#### Aim:
All records should be reproduced verbatim.

-- start Data lines --

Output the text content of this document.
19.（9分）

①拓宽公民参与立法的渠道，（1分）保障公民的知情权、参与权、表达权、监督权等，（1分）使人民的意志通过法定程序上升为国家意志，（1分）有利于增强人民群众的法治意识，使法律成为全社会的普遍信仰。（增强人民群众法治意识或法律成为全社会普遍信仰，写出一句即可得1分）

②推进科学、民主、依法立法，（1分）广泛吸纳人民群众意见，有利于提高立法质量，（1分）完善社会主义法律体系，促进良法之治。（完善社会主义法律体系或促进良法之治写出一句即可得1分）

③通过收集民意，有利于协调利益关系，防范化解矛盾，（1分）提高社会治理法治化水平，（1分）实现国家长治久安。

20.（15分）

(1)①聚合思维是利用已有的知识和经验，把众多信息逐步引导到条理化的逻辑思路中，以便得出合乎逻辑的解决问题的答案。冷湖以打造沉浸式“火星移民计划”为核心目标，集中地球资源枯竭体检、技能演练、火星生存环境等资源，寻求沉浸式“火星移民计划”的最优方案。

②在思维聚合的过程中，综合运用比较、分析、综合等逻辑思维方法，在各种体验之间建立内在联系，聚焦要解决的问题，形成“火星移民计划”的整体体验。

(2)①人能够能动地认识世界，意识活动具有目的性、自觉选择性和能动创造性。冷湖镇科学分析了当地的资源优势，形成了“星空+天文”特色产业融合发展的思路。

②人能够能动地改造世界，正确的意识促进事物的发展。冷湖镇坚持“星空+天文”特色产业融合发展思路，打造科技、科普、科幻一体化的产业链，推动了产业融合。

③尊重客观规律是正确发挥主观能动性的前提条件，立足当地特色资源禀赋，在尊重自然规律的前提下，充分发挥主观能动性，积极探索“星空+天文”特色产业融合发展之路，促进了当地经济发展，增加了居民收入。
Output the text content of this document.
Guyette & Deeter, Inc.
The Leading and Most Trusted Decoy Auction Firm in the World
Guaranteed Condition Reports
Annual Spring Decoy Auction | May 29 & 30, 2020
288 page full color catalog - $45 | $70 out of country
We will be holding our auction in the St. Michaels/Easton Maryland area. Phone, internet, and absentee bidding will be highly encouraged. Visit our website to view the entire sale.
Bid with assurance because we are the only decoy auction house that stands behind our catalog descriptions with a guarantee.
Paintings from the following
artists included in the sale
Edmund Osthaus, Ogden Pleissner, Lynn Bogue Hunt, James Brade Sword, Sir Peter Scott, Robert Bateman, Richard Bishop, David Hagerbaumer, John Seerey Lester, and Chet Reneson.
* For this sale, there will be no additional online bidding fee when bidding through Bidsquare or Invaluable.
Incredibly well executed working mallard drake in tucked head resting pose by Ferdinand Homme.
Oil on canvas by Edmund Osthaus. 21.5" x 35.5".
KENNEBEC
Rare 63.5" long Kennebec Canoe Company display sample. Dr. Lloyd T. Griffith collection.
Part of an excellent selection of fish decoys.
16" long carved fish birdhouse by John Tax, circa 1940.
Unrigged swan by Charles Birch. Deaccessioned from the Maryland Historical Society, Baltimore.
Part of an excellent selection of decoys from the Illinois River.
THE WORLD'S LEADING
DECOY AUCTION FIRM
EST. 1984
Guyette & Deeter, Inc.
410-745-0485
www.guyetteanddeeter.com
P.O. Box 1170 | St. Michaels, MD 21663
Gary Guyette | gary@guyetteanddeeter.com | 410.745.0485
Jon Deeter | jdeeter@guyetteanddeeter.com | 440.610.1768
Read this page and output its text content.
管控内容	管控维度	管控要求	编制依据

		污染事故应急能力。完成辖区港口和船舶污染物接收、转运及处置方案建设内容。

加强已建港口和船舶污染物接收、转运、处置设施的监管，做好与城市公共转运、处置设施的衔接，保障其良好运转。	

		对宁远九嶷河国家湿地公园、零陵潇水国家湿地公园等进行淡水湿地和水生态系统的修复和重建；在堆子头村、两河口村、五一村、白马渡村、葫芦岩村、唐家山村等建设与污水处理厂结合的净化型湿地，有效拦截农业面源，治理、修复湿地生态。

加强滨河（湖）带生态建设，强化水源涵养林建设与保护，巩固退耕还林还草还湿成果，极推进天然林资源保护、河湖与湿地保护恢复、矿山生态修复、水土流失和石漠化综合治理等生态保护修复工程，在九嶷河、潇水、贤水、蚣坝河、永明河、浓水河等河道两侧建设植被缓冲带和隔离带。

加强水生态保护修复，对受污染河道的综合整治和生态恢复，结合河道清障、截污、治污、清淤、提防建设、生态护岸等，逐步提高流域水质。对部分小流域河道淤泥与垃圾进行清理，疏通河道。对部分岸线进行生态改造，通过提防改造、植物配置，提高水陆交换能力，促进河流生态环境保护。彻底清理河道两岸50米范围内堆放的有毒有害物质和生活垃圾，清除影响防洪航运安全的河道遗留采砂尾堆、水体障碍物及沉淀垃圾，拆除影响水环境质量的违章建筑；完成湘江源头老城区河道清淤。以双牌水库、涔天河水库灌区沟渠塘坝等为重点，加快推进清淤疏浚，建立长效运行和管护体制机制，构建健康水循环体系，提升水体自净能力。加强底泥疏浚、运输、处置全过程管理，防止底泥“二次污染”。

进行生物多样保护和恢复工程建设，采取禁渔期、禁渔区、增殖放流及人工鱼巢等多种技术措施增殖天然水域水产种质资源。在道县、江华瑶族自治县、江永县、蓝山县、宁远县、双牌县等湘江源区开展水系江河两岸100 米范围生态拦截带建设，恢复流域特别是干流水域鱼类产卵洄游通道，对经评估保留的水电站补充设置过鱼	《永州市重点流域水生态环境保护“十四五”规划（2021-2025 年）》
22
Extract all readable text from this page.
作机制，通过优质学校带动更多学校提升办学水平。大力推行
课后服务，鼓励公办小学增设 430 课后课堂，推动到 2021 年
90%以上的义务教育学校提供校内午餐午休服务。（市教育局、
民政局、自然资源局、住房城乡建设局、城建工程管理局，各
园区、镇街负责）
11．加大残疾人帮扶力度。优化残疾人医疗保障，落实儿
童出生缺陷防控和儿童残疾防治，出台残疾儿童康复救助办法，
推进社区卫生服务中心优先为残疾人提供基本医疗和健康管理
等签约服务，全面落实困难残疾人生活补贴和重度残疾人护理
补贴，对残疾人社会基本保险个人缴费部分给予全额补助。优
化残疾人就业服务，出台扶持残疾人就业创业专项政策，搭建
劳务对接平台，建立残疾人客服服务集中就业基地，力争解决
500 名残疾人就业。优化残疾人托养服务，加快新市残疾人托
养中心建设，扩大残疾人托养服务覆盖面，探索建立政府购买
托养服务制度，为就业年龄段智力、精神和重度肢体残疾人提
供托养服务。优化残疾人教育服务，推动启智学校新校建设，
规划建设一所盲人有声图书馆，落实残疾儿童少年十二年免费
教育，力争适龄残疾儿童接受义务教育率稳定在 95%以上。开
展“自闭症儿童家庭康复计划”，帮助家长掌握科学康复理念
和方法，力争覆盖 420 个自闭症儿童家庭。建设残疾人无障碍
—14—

-- end Data lines --

#### Response for this exercise:
Output the text content of this document.
19.（9分）

①拓宽公民参与立法的渠道，（1分）保障公民的知情权、参与权、表达权、监督权等，（1分）使人民的意志通过法定程序上升为国家意志，（1分）有利于增强人民群众的法治意识，使法律成为全社会的普遍信仰。（增强人民群众法治意识或法律成为全社会普遍信仰，写出一句即可得1分）

②推进科学、民主、依法立法，（1分）广泛吸纳人民群众意见，有利于提高立法质量，（1分）完善社会主义法律体系，促进良法之治。（完善社会主义法律体系或促进良法之治写出一句即可得1分）

③通过收集民意，有利于协调利益关系，防范化解矛盾，（1分）提高社会治理法治化水平，（1分）实现国家长治久安。

20.（15分）

(1)①聚合思维是利用已有的知识和经验，把众多信息逐步引导到条理化的逻辑思路中，以便得出合乎逻辑的解决问题的答案。冷湖以打造沉浸式“火星移民计划”为核心目标，集中地球资源枯竭体检、技能演练、火星生存环境等资源，寻求沉浸式“火星移民计划”的最优方案。

②在思维聚合的过程中，综合运用比较、分析、综合等逻辑思维方法，在各种体验之间建立内在联系，聚焦要解决的问题，形成“火星移民计划”的整体体验。

(2)①人能够能动地认识世界，意识活动具有目的性、自觉选择性和能动创造性。冷湖镇科学分析了当地的资源优势，形成了“星空+天文”特色产业融合发展的思路。

②人能够能动地改造世界，正确的意识促进事物的发展。冷湖镇坚持“星空+天文”特色产业融合发展思路，打造科技、科普、科幻一体化的产业链，推动了产业融合。

③尊重客观规律是正确发挥主观能动性的前提条件，立足当地特色资源禀赋，在尊重自然规律的前提下，充分发挥主观能动性，积极探索“星空+天文”特色产业融合发展之路，促进了当地经济发展，增加了居民收入。
Output the text content of this document.
Guyette & Deeter, Inc.
The Leading and Most Trusted Decoy Auction Firm in the World
Guaranteed Condition Reports
Annual Spring Decoy Auction | May 29 & 30, 2020
288 page full color catalog - $45 | $70 out of country
We will be holding our auction in the St. Michaels/Easton Maryland area. Phone, internet, and absentee bidding will be highly encouraged. Visit our website to view the entire sale.
Bid with assurance because we are the only decoy auction house that stands behind our catalog descriptions with a guarantee.
Paintings from the following
artists included in the sale
Edmund Osthaus, Ogden Pleissner, Lynn Bogue Hunt, James Brade Sword, Sir Peter Scott, Robert Bateman, Richard Bishop, David Hagerbaumer, John Seerey Lester, and Chet Reneson.
* For this sale, there will be no additional online bidding fee when bidding through Bidsquare or Invaluable.
Incredibly well executed working mallard drake in tucked head resting pose by Ferdinand Homme.
Oil on canvas by Edmund Osthaus. 21.5" x 35.5".
KENNEBEC
Rare 63.5" long Kennebec Canoe Company display sample. Dr. Lloyd T. Griffith collection.
Part of an excellent selection of fish decoys.
16" long carved fish birdhouse by John Tax, circa 1940.
Unrigged swan by Charles Birch. Deaccessioned from the Maryland Historical Society, Baltimore.
Part of an excellent selection of decoys from the Illinois River.
THE WORLD'S LEADING
DECOY AUCTION FIRM
EST. 1984
Guyette & Deeter, Inc.
410-745-0485
www.guyetteanddeeter.com
P.O. Box 1170 | St. Michaels, MD 21663
Gary Guyette | gary@guyetteanddeeter.com | 410.745.0485
Jon Deeter | jdeeter@guyetteanddeeter.com | 440.610.1768
Read this page and output its text content.
管控内容	管控维度	管控要求	编制依据

		污染事故应急能力。完成辖区港口和船舶污染物接收、转运及处置方案建设内容。

加强已建港口和船舶污染物接收、转运、处置设施的监管，做好与城市公共转运、处置设施的衔接，保障其良好运转。	

		对宁远九嶷河国家湿地公园、零陵潇水国家湿地公园等进行淡水湿地和水生态系统的修复和重建；在堆子头村、两河口村、五一村、白马渡村、葫芦岩村、唐家山村等建设与污水处理厂结合的净化型湿地，有效拦截农业面源，治理、修复湿地生态。

加强滨河（湖）带生态建设，强化水源涵养林建设与保护，巩固退耕还林还草还湿成果，极推进天然林资源保护、河湖与湿地保护恢复、矿山生态修复、水土流失和石漠化综合治理等生态保护修复工程，在九嶷河、潇水、贤水、蚣坝河、永明河、浓水河等河道两侧建设植被缓冲带和隔离带。

加强水生态保护修复，对受污染河道的综合整治和生态恢复，结合河道清障、截污、治污、清淤、提防建设、生态护岸等，逐步提高流域水质。对部分小流域河道淤泥与垃圾进行清理，疏通河道。对部分岸线进行生态改造，通过提防改造、植物配置，提高水陆交换能力，促进河流生态环境保护。彻底清理河道两岸50米范围内堆放的有毒有害物质和生活垃圾，清除影响防洪航运安全的河道遗留采砂尾堆、水体障碍物及沉淀垃圾，拆除影响水环境质量的违章建筑；完成湘江源头老城区河道清淤。以双牌水库、涔天河水库灌区沟渠塘坝等为重点，加快推进清淤疏浚，建立长效运行和管护体制机制，构建健康水循环体系，提升水体自净能力。加强底泥疏浚、运输、处置全过程管理，防止底泥“二次污染”。

进行生物多样保护和恢复工程建设，采取禁渔期、禁渔区、增殖放流及人工鱼巢等多种技术措施增殖天然水域水产种质资源。在道县、江华瑶族自治县、江永县、蓝山县、宁远县、双牌县等湘江源区开展水系江河两岸100 米范围生态拦截带建设，恢复流域特别是干流水域鱼类产卵洄游通道，对经评估保留的水电站补充设置过鱼	《永州市重点流域水生态环境保护“十四五”规划（2021-2025 年）》
22
Extract all readable text from this page.
作机制，通过优质学校带动更多学校提升办学水平。大力推行
课后服务，鼓励公办小学增设 430 课后课堂，推动到 2021 年
90%以上的义务教育学校提供校内午餐午休服务。（市教育局、
民政局、自然资源局、住房城乡建设局、城建工程管理局，各
园区、镇街负责）
11．加大残疾人帮扶力度。优化残疾人医疗保障，落实儿
童出生缺陷防控和儿童残疾防治，出台残疾儿童康复救助办法，
推进社区卫生服务中心优先为残疾人提供基本医疗和健康管理
等签约服务，全面落实困难残疾人生活补贴和重度残疾人护理
补贴，对残疾人社会基本保险个人缴费部分给予全额补助。优
化残疾人就业服务，出台扶持残疾人就业创业专项政策，搭建
劳务对接平台，建立残疾人客服服务集中就业基地，力争解决
500 名残疾人就业。优化残疾人托养服务，加快新市残疾人托
养中心建设，扩大残疾人托养服务覆盖面，探索建立政府购买
托养服务制度，为就业年龄段智力、精神和重度肢体残疾人提
供托养服务。优化残疾人教育服务，推动启智学校新校建设，
规划建设一所盲人有声图书馆，落实残疾儿童少年十二年免费
教育，力争适龄残疾儿童接受义务教育率稳定在 95%以上。开
展“自闭症儿童家庭康复计划”，帮助家长掌握科学康复理念
和方法，力争覆盖 420 个自闭症儿童家庭。建设残疾人无障碍
—14—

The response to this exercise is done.